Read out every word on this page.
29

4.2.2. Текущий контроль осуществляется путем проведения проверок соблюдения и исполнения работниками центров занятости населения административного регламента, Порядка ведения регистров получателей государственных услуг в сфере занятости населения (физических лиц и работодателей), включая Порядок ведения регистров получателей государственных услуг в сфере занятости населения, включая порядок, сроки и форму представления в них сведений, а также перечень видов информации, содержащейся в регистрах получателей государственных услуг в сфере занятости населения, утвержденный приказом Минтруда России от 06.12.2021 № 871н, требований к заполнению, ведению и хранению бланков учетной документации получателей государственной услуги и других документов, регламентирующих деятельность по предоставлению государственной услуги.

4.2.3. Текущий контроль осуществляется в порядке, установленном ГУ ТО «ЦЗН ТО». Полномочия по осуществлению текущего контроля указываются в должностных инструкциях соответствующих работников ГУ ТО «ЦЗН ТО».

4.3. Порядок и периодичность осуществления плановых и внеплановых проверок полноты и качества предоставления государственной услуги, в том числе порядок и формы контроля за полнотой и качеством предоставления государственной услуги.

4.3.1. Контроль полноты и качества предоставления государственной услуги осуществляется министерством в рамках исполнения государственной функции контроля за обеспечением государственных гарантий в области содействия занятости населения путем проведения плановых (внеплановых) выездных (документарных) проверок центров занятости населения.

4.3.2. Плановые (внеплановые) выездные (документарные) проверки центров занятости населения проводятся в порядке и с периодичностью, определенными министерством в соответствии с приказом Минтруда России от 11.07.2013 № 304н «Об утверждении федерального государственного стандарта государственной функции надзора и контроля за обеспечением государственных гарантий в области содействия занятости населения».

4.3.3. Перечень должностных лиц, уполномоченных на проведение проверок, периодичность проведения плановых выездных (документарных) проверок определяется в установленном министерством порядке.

STATED GOAL ▸
Copy all the records above precisely.

OUTPUT FOR THIS EXERCISE ▸
Read out every word on this page.
29

4.2.2. Текущий контроль осуществляется путем проведения проверок соблюдения и исполнения работниками центров занятости населения административного регламента, Порядка ведения регистров получателей государственных услуг в сфере занятости населения (физических лиц и работодателей), включая Порядок ведения регистров получателей государственных услуг в сфере занятости населения, включая порядок, сроки и форму представления в них сведений, а также перечень видов информации, содержащейся в регистрах получателей государственных услуг в сфере занятости населения, утвержденный приказом Минтруда России от 06.12.2021 № 871н, требований к заполнению, ведению и хранению бланков учетной документации получателей государственной услуги и других документов, регламентирующих деятельность по предоставлению государственной услуги.

4.2.3. Текущий контроль осуществляется в порядке, установленном ГУ ТО «ЦЗН ТО». Полномочия по осуществлению текущего контроля указываются в должностных инструкциях соответствующих работников ГУ ТО «ЦЗН ТО».

4.3. Порядок и периодичность осуществления плановых и внеплановых проверок полноты и качества предоставления государственной услуги, в том числе порядок и формы контроля за полнотой и качеством предоставления государственной услуги.

4.3.1. Контроль полноты и качества предоставления государственной услуги осуществляется министерством в рамках исполнения государственной функции контроля за обеспечением государственных гарантий в области содействия занятости населения путем проведения плановых (внеплановых) выездных (документарных) проверок центров занятости населения.

4.3.2. Плановые (внеплановые) выездные (документарные) проверки центров занятости населения проводятся в порядке и с периодичностью, определенными министерством в соответствии с приказом Минтруда России от 11.07.2013 № 304н «Об утверждении федерального государственного стандарта государственной функции надзора и контроля за обеспечением государственных гарантий в области содействия занятости населения».

4.3.3. Перечень должностных лиц, уполномоченных на проведение проверок, периодичность проведения плановых выездных (документарных) проверок определяется в установленном министерством порядке.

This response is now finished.